Dataset excerpts:
_____

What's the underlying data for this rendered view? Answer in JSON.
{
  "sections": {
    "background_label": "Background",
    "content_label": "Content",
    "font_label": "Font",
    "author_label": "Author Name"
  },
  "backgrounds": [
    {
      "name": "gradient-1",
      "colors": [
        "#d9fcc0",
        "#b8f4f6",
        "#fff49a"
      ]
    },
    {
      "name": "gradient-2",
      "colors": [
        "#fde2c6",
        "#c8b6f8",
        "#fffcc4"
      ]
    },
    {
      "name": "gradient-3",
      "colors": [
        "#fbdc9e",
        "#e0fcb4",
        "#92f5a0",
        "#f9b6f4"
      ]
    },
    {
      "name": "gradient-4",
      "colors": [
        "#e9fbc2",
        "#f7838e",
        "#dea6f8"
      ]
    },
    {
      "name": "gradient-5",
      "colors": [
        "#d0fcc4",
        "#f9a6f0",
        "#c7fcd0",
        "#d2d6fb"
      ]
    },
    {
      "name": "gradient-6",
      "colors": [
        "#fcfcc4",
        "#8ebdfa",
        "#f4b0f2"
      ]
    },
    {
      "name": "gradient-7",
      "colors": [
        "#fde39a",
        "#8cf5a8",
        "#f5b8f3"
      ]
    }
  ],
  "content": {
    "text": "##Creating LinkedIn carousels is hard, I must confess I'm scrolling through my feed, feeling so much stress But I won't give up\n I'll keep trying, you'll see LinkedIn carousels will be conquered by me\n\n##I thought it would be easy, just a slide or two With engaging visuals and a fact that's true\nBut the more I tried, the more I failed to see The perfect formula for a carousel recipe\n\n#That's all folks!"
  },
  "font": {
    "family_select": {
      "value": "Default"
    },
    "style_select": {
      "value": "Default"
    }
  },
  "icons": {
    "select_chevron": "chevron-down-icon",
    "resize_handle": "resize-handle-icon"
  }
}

_____

- EXERCISE:
Reply with one number only: the count of lines in the entries that contain "gradient".

- EXERCISE RESULT:
7